Work out how many lines have "meint" in them. Give only that number.

================

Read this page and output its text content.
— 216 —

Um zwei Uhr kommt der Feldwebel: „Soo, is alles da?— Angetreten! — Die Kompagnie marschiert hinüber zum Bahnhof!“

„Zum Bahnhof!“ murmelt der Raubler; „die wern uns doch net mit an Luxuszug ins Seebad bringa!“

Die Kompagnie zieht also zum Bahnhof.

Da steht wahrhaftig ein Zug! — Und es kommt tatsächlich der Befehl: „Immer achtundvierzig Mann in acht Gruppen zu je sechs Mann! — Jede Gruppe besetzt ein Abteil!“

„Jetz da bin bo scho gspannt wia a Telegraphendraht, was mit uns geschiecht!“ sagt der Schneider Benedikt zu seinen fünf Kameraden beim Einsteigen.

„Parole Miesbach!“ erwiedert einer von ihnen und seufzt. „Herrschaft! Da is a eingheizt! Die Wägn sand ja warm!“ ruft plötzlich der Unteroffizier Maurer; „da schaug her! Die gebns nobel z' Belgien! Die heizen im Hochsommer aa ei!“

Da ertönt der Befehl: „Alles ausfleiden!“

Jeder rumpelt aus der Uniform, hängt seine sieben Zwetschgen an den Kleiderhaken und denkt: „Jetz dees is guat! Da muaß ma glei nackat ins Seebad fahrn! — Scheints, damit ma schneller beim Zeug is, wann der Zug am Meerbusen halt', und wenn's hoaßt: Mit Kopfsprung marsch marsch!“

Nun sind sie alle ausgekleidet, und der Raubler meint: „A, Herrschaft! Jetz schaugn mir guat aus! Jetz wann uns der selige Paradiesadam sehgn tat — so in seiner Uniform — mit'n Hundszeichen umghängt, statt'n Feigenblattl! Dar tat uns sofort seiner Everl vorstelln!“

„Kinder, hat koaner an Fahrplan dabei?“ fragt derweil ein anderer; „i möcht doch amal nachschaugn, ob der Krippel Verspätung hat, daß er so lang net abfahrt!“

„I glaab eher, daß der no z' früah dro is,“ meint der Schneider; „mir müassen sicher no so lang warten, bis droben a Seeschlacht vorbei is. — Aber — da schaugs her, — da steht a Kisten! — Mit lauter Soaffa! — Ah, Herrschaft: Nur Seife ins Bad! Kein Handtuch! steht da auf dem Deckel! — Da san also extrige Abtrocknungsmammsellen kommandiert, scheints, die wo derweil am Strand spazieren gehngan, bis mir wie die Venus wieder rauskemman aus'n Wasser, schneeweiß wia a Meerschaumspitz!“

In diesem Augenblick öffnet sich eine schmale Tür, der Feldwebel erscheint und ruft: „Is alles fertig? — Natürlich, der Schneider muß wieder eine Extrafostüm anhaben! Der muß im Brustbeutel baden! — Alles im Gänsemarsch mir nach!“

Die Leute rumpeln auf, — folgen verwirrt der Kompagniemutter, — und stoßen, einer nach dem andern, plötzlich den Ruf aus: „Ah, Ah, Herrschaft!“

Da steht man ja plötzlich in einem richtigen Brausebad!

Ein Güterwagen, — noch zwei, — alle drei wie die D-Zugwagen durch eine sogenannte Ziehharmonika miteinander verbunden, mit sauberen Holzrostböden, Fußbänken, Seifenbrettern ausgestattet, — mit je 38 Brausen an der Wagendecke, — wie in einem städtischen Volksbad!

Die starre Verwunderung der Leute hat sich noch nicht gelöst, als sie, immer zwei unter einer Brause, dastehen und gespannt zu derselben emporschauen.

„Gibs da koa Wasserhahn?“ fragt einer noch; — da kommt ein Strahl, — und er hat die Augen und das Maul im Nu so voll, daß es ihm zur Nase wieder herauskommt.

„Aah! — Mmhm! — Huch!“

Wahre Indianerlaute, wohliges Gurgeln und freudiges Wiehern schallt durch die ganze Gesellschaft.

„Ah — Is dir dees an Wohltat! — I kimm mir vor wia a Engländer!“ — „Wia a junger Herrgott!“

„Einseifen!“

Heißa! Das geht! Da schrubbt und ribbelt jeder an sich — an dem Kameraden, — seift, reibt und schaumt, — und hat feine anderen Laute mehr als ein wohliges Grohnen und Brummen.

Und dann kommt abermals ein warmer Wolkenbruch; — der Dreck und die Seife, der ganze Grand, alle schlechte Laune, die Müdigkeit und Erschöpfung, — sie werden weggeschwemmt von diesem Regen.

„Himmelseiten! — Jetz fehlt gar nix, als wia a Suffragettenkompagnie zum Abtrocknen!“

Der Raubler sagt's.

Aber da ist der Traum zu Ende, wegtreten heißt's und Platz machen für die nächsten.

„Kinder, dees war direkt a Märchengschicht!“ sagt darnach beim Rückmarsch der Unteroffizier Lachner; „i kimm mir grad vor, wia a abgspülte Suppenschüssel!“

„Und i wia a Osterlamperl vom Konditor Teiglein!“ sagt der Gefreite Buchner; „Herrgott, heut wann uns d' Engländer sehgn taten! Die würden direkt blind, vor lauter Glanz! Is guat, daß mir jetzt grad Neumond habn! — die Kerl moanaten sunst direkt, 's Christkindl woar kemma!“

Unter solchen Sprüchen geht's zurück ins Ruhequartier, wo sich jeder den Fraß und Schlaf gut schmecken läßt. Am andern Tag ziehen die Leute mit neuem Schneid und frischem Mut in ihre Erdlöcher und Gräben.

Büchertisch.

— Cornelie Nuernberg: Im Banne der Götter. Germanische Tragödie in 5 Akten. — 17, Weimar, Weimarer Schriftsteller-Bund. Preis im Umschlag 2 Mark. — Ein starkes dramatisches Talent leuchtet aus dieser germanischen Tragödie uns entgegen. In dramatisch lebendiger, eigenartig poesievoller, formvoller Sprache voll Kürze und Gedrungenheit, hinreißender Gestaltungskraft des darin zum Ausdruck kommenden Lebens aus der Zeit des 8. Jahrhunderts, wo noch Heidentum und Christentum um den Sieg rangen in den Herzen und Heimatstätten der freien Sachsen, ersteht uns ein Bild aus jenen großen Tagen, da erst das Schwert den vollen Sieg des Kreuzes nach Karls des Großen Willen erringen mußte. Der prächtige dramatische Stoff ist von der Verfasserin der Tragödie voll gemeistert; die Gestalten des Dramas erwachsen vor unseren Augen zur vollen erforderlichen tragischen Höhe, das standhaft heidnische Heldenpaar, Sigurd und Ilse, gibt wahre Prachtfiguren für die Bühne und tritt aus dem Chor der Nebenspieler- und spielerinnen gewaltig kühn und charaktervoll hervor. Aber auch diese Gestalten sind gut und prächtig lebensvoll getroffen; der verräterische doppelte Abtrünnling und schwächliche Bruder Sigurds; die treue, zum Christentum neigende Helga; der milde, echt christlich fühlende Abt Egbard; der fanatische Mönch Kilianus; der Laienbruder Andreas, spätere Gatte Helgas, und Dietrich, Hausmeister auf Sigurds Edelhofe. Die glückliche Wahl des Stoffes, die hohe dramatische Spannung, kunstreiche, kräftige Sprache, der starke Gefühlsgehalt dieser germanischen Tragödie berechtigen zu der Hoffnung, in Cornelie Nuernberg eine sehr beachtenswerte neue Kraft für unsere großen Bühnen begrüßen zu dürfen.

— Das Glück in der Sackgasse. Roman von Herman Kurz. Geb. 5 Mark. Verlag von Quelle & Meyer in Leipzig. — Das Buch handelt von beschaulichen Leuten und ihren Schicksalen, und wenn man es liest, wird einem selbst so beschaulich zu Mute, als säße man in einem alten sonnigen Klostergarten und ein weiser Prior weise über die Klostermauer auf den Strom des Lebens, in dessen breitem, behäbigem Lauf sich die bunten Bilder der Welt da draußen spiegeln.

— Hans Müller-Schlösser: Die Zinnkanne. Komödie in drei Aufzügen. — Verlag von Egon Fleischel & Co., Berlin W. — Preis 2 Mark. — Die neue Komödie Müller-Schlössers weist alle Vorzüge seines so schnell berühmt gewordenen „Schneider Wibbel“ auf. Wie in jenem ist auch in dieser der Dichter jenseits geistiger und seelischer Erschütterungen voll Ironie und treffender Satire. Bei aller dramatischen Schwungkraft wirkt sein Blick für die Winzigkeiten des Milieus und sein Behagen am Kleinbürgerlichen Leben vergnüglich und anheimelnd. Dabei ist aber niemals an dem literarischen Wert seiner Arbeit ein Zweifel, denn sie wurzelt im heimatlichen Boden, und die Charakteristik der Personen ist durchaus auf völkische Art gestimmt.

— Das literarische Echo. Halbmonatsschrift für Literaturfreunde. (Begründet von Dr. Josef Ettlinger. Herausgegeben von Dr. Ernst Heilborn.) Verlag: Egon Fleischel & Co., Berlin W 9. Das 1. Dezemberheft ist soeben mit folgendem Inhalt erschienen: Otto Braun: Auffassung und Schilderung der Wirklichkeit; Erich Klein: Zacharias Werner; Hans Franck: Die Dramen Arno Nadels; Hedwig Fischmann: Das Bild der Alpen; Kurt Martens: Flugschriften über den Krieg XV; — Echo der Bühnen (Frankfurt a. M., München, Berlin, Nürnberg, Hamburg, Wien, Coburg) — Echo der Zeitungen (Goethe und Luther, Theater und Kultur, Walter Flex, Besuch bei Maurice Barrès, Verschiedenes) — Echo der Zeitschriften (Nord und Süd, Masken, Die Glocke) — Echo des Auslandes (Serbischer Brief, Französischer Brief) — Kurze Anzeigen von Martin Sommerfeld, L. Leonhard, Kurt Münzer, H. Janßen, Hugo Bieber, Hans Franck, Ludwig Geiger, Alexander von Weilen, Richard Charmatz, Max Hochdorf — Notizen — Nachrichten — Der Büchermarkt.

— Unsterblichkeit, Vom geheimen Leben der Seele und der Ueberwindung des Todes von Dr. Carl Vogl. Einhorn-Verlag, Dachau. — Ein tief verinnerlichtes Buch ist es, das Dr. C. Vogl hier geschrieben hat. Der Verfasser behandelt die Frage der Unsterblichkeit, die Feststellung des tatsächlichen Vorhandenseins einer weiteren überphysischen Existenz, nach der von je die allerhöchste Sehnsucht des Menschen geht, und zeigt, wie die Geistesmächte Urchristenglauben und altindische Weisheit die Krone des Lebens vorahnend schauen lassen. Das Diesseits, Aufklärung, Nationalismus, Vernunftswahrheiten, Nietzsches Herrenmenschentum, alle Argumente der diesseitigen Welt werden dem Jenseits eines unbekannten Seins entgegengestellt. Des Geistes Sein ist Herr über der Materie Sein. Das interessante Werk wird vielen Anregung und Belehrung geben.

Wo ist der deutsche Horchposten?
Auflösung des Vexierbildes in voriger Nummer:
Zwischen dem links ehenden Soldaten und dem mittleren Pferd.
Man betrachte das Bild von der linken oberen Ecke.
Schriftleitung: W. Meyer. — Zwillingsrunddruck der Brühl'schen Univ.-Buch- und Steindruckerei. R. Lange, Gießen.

================

_Exercise response_: 2